EXTRAIT CHOISI ->

───

LAFFAIRESINE
ETLANTISEMITISME
Source : lemonde.fr en ligne le 25 juillet
L'ECRIVAIN ET CRITIQUE LITTERAIRE PIERRE ASSOULINE
REPOND AUX PROPOS D'ALAIN BADIOU
DEFENDANT LE CARICATURISTE SINE
CONTRE L'HEBDOMADAIRE "CHARLIE-HEBDO"
M. Badiou est un aigle
Un certain Alain Badiou me cherche querelle. Le fait qu’il soit natif de Rabat et moi de Casablanca n’en est pas la cause, nous ne sommes pas si sectaires (quoique, à la réflexion, les rbatis ne sont pas des gens comme nous). Rassurez-vous, je ne suis qu’un prétexte, son but à peine dissimulé étant de relancer par une vaine polémique qui n’abusera personne un pamphlet qui a rencontré un incontestable succès à la fin l’année 2007. On sait que ces choses-là ne durent pas. Les auteurs débutants ont du mal à se défaire de cette ivresse des sommets ; à 71 ans après une trentaine de livres savants, celui-ci, qui aime à se présenter comme “le philosophe français vivant le plus traduit et le plus demandé, et de loin” (excusez du peu) est tout sauf néophyte ; mais il se comporte avec la même fraîcheur tant il aimerait que cela ne cesse jamais. Il vient de publier à cet effet une tribune libre dans Le Monde.
Elle se veut en partie une réponse à un billet publié sur ce blog le 28 novembre dernier et consacré à son brûlot De quoi Sarkozy est-il le nom ? Huit mois après ! On voit par là que M. Badiou est du genre lent à la comprenette.

───

DONNÉES ENREGISTRÉES ->

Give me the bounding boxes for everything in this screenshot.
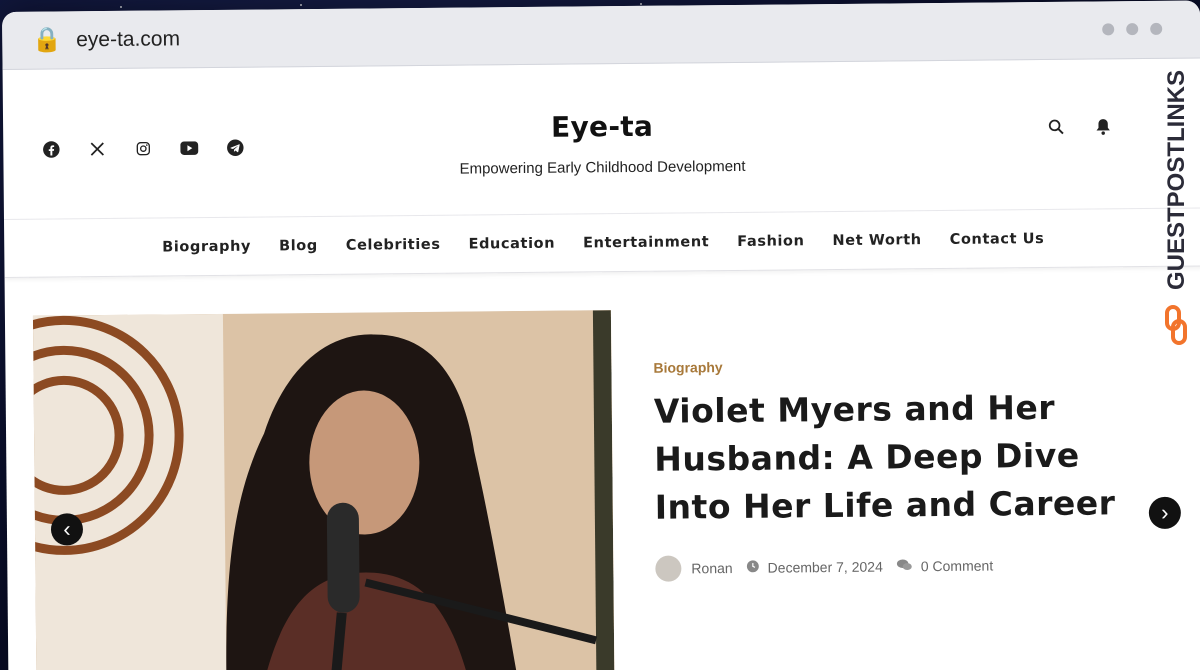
header-tools (1047, 117, 1111, 141)
post-comments[interactable]: 0 Comment (921, 558, 994, 575)
bell-icon[interactable] (1095, 117, 1111, 140)
site-title[interactable]: Eye-ta (3, 104, 1200, 148)
address-bar-url[interactable]: eye-ta.com (76, 27, 180, 52)
nav-item-biography[interactable]: Biography (162, 238, 251, 255)
nav-item-entertainment[interactable]: Entertainment (583, 234, 709, 251)
nav-item-blog[interactable]: Blog (279, 237, 318, 253)
nav-item-celebrities[interactable]: Celebrities (346, 236, 441, 253)
site-tagline: Empowering Early Childhood Development (459, 157, 746, 178)
featured-image[interactable] (32, 310, 615, 670)
post-author[interactable]: Ronan (691, 560, 732, 576)
window-dot[interactable] (1150, 22, 1163, 35)
nav-item-fashion[interactable]: Fashion (737, 233, 804, 250)
watermark-text: GUESTPOSTLINKS (1163, 70, 1190, 290)
window-dot[interactable] (1102, 23, 1115, 36)
featured-post: Biography Violet Myers and Her Husband: … (653, 355, 1155, 582)
avatar (655, 555, 682, 582)
post-date: December 7, 2024 (767, 558, 883, 576)
window-dot[interactable] (1126, 23, 1139, 36)
nav-item-net-worth[interactable]: Net Worth (832, 232, 921, 249)
comment-icon (897, 558, 913, 574)
lock-icon: 🔒 (32, 25, 63, 54)
featured-slider: ‹ › Biography Violet Myers and Her Husba… (5, 266, 1200, 670)
browser-window: 🔒 eye-ta.com Eye-ta Empowering Early Chi… (2, 0, 1200, 670)
site-header: Eye-ta Empowering Early Childhood Develo… (2, 58, 1200, 220)
search-icon[interactable] (1047, 118, 1065, 141)
nav-item-education[interactable]: Education (468, 235, 555, 252)
slider-prev-button[interactable]: ‹ (50, 513, 84, 546)
guestpostlinks-watermark: GUESTPOSTLINKS (1156, 50, 1196, 350)
clock-icon (747, 560, 760, 576)
post-meta: Ronan December 7, 2024 0 Comment (655, 551, 1155, 582)
post-category[interactable]: Biography (653, 355, 1153, 376)
window-controls (1102, 22, 1163, 36)
site-branding: Eye-ta Empowering Early Childhood Develo… (3, 104, 1200, 181)
post-title[interactable]: Violet Myers and Her Husband: A Deep Div… (654, 383, 1155, 532)
website: Eye-ta Empowering Early Childhood Develo… (2, 58, 1200, 670)
nav-item-contact-us[interactable]: Contact Us (950, 231, 1045, 248)
link-icon (1165, 305, 1187, 345)
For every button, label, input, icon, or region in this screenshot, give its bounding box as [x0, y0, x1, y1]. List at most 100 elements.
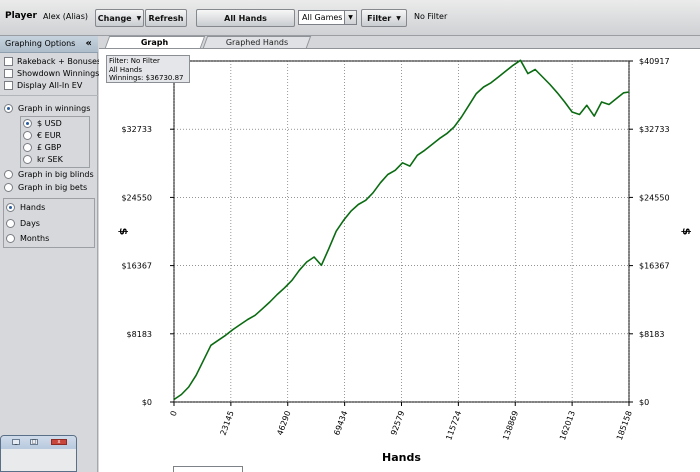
radio-label: Days: [20, 219, 40, 228]
unit-months-radio[interactable]: Months: [6, 233, 49, 244]
radio-button[interactable]: [6, 234, 15, 243]
currency-gbp-radio[interactable]: £ GBP: [23, 142, 61, 153]
all-hands-label: All Hands: [224, 13, 267, 23]
checkbox-label: Display All-In EV: [17, 81, 83, 90]
divider: [0, 95, 98, 96]
filter-status: No Filter: [414, 12, 448, 21]
minimized-window[interactable]: _ □ x: [0, 435, 77, 472]
x-tick-label: 0: [169, 410, 179, 418]
allin-ev-checkbox[interactable]: Display All-In EV: [4, 80, 82, 91]
x-tick-label: 23145: [219, 410, 236, 437]
checkbox-label: Rakeback + Bonuses: [17, 57, 102, 66]
radio-button[interactable]: [23, 119, 32, 128]
y-tick-label-left: $0: [142, 398, 152, 407]
radio-label: £ GBP: [37, 143, 62, 152]
y-tick-label-right: $0: [639, 398, 649, 407]
refresh-label: Refresh: [148, 13, 184, 23]
radio-button[interactable]: [4, 170, 13, 179]
filter-label: Filter: [367, 13, 392, 23]
radio-button[interactable]: [23, 131, 32, 140]
checkbox-box[interactable]: [4, 57, 13, 66]
radio-button[interactable]: [23, 143, 32, 152]
radio-label: Graph in big blinds: [18, 170, 94, 179]
currency-sek-radio[interactable]: kr SEK: [23, 154, 63, 165]
dropdown-arrow-icon: ▼: [396, 14, 401, 22]
y-axis-label-left: $: [117, 228, 130, 236]
player-name: Alex (Alias): [43, 12, 88, 21]
games-select[interactable]: All Games ▼: [298, 10, 357, 25]
x-tick-label: 92579: [389, 410, 406, 437]
window-titlebar[interactable]: _ □ x: [1, 436, 76, 449]
close-icon[interactable]: x: [51, 439, 67, 445]
tab-graphed-hands[interactable]: Graphed Hands: [202, 36, 312, 48]
games-value: All Games: [302, 13, 343, 22]
y-tick-label-left: $24550: [121, 193, 152, 202]
filter-line: Filter: No Filter: [109, 57, 160, 65]
unit-days-radio[interactable]: Days: [6, 218, 40, 229]
tab-label: Graph: [141, 38, 169, 47]
y-tick-label-right: $40917: [639, 57, 670, 66]
radio-label: Months: [20, 234, 50, 243]
radio-button[interactable]: [4, 183, 13, 192]
graph-big-bets-radio[interactable]: Graph in big bets: [4, 182, 87, 193]
filter-summary-box: Filter: No Filter All Hands Winnings: $3…: [106, 55, 190, 83]
change-player-button[interactable]: Change ▼: [95, 9, 144, 27]
radio-label: Graph in winnings: [18, 104, 91, 113]
dropdown-arrow-icon: ▼: [136, 14, 142, 22]
currency-eur-radio[interactable]: € EUR: [23, 130, 61, 141]
y-tick-label-left: $8183: [127, 330, 152, 339]
showdown-checkbox[interactable]: Showdown Winnings: [4, 68, 99, 79]
checkbox-box[interactable]: [4, 81, 13, 90]
winnings-chart: $0 $0 $8183 $8183 $16367 $16367 $24550 $24550 $3…: [117, 57, 693, 464]
y-tick-label-right: $32733: [639, 125, 670, 134]
double-chevron-left-icon[interactable]: «: [86, 36, 92, 52]
tab-graph[interactable]: Graph: [104, 36, 206, 48]
winnings-line: Winnings: $36730.87: [109, 74, 184, 82]
y-tick-label-left: $16367: [121, 262, 152, 271]
radio-label: kr SEK: [37, 155, 63, 164]
radio-label: Graph in big bets: [18, 183, 88, 192]
x-tick-label: 115724: [444, 410, 463, 442]
radio-label: $ USD: [37, 119, 62, 128]
tab-bar: Graph Graphed Hands: [99, 36, 700, 48]
tab-label: Graphed Hands: [225, 38, 288, 47]
checkbox-label: Showdown Winnings: [17, 69, 100, 78]
maximize-icon[interactable]: □: [30, 439, 38, 445]
radio-label: Hands: [20, 203, 46, 212]
x-tick-label: 162013: [558, 410, 577, 442]
panel-title: Graphing Options: [5, 39, 76, 48]
y-tick-label-right: $24550: [639, 193, 670, 202]
graph-panel: $0 $0 $8183 $8183 $16367 $16367 $24550 $24550 $3…: [99, 48, 700, 472]
radio-button[interactable]: [6, 219, 15, 228]
graph-winnings-radio[interactable]: Graph in winnings: [4, 103, 90, 114]
x-tick-label: 185158: [615, 410, 634, 442]
graphing-options-panel: Graphing Options « Rakeback + Bonuses Sh…: [0, 36, 101, 472]
all-hands-button[interactable]: All Hands: [196, 9, 295, 27]
filter-button[interactable]: Filter ▼: [361, 9, 407, 27]
y-tick-label-left: $32733: [121, 125, 152, 134]
refresh-button[interactable]: Refresh: [145, 9, 187, 27]
radio-button[interactable]: [4, 104, 13, 113]
radio-label: € EUR: [37, 131, 62, 140]
checkbox-box[interactable]: [4, 69, 13, 78]
dropdown-arrow-icon: ▼: [344, 11, 356, 24]
hands-line: All Hands: [109, 65, 142, 74]
x-tick-label: 69434: [332, 410, 349, 437]
graph-big-blinds-radio[interactable]: Graph in big blinds: [4, 169, 94, 180]
radio-button[interactable]: [6, 203, 15, 212]
y-axis-label-right: $: [680, 228, 693, 236]
currency-usd-radio[interactable]: $ USD: [23, 118, 62, 129]
x-axis-label: Hands: [382, 451, 421, 464]
radio-button[interactable]: [23, 155, 32, 164]
panel-header: Graphing Options «: [0, 36, 98, 53]
unit-hands-radio[interactable]: Hands: [6, 202, 45, 213]
toolbar: Player Alex (Alias) Change ▼ Refresh All …: [0, 0, 700, 36]
change-label: Change: [97, 13, 132, 23]
y-tick-label-right: $16367: [639, 262, 670, 271]
player-label: Player: [5, 11, 37, 21]
minimize-icon[interactable]: _: [12, 439, 20, 445]
app-window: Player Alex (Alias) Change ▼ Refresh All …: [0, 0, 700, 472]
bottom-tab[interactable]: [173, 466, 243, 472]
x-tick-label: 138869: [501, 410, 520, 442]
rakeback-checkbox[interactable]: Rakeback + Bonuses: [4, 56, 101, 67]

───

CONSIGNES DE L'EXERCICE ->
1 - Traduisez en anglais cette phrase de l'extrait choisi : « On sait que ces choses-là ne durent pas. »
2 - Réécrivez le passage de l'extrait choisi qui commence aux mots « Elle se veut » et s'arrête après « à la comprenette. », en remplaçant « billet » par « article ».

CORRIGÉ ->
1 - We know that such things do not last.

2 -
Elle se veut en partie une réponse à un article publié sur ce blog le 28 novembre dernier et consacré à son brûlot De quoi Sarkozy est-il le nom ? Huit mois après ! On voit par là que M. Badiou est du genre lent à la comprenette.